[Entries shown]
┄┄┄┄┄┄┄┄┄┄

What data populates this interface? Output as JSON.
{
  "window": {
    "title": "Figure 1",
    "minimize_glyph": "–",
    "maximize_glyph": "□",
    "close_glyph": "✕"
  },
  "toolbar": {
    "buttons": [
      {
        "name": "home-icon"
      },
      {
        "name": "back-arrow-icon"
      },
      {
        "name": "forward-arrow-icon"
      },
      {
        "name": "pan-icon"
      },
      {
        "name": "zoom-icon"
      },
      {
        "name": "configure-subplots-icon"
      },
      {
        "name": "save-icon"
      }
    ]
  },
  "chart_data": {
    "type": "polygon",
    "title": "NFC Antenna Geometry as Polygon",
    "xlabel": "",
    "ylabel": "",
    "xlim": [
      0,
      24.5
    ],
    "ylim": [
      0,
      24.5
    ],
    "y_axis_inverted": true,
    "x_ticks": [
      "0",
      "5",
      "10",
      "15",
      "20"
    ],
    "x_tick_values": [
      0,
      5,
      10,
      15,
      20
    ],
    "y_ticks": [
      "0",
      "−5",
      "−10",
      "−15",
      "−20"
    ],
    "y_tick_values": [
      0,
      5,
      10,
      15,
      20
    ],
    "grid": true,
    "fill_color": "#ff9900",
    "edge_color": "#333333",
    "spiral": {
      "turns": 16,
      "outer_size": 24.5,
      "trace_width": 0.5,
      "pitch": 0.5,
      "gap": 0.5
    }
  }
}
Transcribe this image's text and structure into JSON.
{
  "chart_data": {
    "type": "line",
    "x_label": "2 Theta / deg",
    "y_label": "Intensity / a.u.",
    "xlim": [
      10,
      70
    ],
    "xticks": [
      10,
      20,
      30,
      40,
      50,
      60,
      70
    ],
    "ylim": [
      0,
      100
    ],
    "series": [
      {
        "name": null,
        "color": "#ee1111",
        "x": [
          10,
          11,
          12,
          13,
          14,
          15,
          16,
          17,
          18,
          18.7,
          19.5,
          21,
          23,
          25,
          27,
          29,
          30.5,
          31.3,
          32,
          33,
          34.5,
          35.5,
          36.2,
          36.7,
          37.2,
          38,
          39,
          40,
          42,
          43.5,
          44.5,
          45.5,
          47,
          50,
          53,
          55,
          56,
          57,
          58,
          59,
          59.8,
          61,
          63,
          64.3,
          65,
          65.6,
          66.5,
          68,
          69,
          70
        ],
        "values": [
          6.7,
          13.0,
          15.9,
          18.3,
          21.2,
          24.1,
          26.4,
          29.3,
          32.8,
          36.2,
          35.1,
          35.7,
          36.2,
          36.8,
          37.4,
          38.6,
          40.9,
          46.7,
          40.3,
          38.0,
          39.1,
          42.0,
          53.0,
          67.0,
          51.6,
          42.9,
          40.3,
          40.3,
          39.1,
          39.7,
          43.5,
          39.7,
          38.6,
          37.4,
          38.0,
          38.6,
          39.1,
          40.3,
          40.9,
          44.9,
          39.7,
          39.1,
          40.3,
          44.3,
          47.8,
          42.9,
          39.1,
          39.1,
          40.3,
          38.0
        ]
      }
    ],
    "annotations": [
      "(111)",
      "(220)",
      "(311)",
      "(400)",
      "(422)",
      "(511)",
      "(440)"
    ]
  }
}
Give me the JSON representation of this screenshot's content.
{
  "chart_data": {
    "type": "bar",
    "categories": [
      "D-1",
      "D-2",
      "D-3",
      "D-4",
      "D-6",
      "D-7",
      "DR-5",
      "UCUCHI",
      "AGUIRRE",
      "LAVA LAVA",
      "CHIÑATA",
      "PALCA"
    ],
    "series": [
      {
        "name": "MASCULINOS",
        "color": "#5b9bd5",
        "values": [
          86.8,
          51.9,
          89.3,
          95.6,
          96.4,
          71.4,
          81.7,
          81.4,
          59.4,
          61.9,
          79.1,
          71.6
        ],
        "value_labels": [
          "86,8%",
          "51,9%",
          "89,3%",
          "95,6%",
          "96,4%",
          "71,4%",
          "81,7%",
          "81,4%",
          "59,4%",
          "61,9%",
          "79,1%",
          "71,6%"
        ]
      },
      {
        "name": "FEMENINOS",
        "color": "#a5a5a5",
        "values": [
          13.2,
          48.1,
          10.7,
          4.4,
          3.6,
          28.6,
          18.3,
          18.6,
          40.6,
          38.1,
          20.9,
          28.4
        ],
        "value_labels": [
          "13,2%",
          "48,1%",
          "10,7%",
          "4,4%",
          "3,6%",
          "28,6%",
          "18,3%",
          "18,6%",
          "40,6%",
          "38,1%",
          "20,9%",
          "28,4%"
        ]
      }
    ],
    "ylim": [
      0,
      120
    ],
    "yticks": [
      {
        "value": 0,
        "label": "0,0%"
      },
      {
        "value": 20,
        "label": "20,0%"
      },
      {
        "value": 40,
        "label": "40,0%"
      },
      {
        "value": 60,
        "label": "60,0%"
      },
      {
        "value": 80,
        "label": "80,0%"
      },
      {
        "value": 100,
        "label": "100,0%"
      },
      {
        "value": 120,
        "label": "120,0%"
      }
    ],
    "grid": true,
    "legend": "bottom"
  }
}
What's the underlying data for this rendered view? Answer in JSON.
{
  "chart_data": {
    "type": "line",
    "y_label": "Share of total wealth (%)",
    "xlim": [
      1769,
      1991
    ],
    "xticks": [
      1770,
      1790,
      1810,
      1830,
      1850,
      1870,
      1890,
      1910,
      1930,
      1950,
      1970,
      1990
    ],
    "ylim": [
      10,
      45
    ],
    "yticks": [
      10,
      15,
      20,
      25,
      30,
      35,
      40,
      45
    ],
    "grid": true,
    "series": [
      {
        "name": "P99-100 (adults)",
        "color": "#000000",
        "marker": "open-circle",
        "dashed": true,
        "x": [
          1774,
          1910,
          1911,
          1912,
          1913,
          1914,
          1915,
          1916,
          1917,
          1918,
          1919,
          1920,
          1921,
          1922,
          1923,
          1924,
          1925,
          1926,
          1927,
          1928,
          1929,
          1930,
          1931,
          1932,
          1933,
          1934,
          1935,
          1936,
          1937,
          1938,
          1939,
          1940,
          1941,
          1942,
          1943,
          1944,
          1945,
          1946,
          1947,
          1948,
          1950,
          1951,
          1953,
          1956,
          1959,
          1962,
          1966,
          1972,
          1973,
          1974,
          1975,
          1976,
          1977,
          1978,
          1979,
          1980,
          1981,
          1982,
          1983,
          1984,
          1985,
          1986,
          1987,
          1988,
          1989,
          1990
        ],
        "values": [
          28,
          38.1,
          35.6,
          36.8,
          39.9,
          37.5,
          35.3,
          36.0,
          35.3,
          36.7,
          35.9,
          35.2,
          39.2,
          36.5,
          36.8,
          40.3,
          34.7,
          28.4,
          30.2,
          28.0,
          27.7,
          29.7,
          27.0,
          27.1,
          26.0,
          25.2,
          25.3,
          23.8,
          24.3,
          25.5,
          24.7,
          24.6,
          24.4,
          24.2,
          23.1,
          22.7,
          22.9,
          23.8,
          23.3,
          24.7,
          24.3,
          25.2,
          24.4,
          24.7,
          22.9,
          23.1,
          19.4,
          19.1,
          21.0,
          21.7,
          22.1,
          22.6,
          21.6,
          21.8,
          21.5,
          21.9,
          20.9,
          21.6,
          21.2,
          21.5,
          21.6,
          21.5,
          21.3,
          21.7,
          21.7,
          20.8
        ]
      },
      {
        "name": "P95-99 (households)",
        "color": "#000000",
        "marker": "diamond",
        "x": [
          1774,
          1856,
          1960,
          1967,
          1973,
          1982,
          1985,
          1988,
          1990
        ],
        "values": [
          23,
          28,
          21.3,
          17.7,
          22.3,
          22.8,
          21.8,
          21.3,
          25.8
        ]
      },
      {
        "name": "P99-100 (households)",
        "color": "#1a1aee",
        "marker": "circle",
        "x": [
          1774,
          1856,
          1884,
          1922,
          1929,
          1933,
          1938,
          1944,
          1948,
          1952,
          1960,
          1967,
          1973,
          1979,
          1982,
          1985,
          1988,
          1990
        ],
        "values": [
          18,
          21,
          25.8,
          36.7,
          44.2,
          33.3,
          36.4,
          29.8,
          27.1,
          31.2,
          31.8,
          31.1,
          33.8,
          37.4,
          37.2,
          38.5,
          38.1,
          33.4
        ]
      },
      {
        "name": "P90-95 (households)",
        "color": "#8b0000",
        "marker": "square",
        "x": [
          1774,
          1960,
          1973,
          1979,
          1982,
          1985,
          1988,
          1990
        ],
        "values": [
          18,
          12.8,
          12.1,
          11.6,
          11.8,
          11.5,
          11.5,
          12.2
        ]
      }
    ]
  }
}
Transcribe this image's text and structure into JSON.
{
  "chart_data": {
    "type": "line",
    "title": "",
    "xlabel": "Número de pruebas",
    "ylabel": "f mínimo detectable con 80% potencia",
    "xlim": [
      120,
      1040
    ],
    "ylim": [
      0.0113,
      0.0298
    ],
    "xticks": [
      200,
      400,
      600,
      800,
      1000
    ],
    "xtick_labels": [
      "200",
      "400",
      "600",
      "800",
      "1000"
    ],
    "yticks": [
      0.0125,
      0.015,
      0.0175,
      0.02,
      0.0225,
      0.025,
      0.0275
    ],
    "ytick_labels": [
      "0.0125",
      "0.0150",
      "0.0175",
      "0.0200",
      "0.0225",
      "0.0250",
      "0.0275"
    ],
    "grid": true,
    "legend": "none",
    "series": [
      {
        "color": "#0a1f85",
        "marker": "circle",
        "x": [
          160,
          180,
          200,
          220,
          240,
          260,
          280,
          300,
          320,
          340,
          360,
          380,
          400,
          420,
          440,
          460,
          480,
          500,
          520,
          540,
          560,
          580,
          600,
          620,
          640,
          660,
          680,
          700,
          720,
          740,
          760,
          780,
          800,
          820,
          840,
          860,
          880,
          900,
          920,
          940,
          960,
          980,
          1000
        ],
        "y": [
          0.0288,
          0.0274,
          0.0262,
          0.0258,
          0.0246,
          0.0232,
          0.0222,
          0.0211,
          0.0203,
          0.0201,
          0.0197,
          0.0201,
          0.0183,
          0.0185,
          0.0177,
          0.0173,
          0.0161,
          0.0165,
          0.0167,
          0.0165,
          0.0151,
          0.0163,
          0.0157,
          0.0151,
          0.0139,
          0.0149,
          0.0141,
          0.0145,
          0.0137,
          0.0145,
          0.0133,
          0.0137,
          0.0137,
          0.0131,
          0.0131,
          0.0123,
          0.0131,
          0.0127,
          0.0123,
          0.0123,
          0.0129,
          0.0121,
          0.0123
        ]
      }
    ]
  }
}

┄┄┄┄┄┄┄┄┄┄

[To do] Count each line of the entries that holds the word "marker", then state the total and nothing more.

[The result] 5